DATASET RECORDS ::
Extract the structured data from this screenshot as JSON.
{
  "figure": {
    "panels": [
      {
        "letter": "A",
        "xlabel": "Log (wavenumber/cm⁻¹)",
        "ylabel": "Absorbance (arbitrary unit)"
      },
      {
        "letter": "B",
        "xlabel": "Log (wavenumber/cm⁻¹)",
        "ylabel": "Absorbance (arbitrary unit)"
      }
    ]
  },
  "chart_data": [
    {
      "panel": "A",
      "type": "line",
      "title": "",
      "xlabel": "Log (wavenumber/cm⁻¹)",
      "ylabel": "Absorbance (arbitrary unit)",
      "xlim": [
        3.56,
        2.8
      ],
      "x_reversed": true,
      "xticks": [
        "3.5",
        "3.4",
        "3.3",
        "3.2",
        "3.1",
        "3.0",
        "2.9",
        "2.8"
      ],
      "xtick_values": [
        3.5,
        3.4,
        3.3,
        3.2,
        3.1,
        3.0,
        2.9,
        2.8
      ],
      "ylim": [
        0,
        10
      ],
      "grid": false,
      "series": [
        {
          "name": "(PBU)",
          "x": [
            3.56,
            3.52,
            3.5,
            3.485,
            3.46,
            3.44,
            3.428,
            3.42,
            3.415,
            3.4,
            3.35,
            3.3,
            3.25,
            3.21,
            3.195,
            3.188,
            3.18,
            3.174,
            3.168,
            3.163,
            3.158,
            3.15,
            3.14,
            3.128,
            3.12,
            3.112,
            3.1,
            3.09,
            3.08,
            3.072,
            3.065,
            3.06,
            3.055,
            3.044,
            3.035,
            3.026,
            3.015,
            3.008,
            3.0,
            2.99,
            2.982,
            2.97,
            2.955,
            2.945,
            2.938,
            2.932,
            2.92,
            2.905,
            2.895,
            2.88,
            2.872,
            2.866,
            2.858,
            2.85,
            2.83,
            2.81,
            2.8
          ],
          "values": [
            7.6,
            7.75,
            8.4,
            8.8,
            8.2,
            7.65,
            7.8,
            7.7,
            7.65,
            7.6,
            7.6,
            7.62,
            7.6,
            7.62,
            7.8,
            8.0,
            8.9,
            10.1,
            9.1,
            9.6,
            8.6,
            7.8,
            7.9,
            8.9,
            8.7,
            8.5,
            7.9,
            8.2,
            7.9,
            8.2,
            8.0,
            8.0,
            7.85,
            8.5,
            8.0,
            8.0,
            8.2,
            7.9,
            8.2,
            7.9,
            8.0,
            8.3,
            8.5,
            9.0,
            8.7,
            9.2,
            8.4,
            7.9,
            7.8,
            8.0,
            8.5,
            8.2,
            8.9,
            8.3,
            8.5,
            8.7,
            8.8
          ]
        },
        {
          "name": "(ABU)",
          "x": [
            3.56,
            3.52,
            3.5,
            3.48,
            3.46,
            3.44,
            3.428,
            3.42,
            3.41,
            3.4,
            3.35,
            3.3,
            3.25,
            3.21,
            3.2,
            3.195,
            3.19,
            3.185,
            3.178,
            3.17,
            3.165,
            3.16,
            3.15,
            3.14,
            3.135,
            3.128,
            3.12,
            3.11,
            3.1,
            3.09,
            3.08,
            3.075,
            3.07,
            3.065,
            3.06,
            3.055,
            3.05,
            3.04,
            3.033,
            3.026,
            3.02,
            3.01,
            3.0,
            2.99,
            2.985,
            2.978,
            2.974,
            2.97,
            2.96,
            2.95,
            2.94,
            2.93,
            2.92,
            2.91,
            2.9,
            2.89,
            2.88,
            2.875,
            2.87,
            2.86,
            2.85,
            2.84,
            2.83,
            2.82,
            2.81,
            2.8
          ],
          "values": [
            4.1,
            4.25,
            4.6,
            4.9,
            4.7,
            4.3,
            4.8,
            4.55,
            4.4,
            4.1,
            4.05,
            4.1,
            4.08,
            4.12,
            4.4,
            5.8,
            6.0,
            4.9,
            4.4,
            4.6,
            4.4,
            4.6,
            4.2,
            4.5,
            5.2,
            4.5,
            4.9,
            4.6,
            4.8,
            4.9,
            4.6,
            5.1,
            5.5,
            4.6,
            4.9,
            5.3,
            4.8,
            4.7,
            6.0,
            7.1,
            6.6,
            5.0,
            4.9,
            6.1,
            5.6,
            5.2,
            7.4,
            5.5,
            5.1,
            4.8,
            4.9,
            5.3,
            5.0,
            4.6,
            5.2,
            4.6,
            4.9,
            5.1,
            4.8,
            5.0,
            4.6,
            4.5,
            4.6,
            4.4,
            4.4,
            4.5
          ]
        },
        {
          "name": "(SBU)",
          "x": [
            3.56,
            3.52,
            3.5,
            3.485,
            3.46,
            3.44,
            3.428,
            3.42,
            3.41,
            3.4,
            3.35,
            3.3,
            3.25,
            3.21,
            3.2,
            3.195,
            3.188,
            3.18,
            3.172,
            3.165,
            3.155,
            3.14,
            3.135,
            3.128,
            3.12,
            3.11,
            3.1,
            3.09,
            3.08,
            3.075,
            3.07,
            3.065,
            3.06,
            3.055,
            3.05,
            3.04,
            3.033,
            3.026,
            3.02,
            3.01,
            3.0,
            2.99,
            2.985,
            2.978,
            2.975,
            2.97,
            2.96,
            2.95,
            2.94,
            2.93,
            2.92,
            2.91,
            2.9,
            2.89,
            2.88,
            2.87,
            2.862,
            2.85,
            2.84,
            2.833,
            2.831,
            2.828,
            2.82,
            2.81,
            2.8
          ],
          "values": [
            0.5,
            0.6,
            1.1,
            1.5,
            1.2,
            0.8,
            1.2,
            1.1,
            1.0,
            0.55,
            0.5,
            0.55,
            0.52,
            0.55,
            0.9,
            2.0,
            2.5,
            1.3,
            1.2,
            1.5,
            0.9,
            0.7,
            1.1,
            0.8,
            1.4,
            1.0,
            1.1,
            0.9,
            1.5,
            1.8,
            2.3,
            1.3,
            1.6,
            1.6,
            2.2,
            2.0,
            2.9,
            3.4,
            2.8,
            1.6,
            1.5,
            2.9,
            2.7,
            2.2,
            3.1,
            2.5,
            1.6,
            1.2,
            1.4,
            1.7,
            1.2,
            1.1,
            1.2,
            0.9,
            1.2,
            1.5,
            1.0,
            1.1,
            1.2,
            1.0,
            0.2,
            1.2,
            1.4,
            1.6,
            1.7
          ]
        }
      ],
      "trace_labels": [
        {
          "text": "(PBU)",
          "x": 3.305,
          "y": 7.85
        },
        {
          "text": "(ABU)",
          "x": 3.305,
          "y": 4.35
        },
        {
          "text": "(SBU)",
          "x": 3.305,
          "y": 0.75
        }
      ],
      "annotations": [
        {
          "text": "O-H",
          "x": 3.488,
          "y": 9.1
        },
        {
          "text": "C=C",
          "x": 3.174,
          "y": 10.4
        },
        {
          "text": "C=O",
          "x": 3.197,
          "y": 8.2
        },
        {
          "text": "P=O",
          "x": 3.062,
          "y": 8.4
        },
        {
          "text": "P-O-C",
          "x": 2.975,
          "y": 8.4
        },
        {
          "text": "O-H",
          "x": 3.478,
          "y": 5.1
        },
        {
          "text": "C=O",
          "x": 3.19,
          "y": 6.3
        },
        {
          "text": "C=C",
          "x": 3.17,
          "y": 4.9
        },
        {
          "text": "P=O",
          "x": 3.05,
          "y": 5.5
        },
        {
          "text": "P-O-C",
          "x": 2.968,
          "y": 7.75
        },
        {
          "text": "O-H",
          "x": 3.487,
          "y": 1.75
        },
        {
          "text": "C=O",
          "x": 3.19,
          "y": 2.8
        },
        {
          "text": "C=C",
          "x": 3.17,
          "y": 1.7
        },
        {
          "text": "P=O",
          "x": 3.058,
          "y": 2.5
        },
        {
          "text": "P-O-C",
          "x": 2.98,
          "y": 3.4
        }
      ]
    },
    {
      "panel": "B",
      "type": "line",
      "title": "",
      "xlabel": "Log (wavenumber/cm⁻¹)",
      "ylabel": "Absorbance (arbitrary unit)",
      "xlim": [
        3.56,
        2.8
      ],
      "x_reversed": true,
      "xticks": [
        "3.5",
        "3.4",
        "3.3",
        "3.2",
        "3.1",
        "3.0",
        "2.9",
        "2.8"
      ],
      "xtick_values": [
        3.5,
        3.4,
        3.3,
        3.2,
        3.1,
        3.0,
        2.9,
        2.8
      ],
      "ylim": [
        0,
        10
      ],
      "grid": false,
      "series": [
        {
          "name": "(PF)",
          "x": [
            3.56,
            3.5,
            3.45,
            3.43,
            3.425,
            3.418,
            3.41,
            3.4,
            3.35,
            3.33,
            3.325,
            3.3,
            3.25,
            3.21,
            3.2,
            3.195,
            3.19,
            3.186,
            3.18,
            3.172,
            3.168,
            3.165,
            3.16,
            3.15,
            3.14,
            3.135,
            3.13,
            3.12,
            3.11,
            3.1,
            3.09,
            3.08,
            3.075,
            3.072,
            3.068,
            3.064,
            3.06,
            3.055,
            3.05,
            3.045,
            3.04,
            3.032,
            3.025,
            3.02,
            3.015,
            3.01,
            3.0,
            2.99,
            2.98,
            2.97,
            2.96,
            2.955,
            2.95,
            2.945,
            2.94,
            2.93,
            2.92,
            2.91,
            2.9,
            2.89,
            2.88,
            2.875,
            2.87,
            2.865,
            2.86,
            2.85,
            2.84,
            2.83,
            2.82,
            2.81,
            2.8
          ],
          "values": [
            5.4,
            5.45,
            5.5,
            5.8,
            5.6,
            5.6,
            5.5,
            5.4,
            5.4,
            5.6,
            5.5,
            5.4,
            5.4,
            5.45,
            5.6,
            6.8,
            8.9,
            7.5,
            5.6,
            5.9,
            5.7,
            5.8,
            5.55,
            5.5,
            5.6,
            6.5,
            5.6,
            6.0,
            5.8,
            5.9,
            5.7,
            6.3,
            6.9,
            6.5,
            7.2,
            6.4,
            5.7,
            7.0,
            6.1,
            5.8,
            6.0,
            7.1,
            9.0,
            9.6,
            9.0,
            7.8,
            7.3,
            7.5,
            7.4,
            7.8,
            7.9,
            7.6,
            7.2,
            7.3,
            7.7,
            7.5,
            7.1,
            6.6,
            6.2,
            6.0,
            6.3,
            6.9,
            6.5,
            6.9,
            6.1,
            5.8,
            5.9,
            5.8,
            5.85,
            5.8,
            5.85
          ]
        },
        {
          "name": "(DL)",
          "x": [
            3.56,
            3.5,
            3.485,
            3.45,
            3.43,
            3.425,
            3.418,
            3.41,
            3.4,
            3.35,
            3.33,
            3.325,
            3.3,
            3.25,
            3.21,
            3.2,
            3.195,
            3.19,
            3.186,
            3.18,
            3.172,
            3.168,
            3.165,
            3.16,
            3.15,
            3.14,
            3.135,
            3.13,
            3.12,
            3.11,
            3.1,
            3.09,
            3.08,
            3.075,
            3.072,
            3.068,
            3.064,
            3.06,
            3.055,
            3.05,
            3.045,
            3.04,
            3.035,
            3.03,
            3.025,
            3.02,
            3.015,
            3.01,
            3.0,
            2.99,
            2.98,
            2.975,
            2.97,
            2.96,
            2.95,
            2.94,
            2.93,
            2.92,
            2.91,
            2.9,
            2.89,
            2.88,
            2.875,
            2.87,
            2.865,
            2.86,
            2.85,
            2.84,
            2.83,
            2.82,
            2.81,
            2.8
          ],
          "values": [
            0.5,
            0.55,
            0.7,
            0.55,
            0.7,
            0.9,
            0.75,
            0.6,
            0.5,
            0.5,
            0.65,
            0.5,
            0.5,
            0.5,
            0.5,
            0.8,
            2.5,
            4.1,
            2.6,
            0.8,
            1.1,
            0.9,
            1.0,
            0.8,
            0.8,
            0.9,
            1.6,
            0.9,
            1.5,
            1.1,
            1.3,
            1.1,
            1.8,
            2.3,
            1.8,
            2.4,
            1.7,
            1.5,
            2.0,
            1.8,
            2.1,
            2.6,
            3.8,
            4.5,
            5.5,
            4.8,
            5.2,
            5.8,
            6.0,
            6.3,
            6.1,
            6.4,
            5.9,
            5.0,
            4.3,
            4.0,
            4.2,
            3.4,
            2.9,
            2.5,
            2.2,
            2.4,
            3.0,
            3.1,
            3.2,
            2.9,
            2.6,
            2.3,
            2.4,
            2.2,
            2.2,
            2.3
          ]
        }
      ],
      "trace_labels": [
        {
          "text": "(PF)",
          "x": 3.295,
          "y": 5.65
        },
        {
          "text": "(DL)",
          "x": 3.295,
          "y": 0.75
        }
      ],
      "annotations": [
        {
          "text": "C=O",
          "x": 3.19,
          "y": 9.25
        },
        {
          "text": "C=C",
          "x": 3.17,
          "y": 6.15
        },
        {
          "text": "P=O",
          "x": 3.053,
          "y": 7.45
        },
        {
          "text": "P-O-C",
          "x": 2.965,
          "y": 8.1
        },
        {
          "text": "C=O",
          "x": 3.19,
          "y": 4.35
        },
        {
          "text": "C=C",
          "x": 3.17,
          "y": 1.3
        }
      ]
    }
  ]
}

TASK DIRECTIONS ::
Copy every line in the records above that contains the word "name".

TASK RESPONSE ::
          "name": "(PBU)",
          "name": "(ABU)",
          "name": "(SBU)",
          "name": "(PF)",
          "name": "(DL)",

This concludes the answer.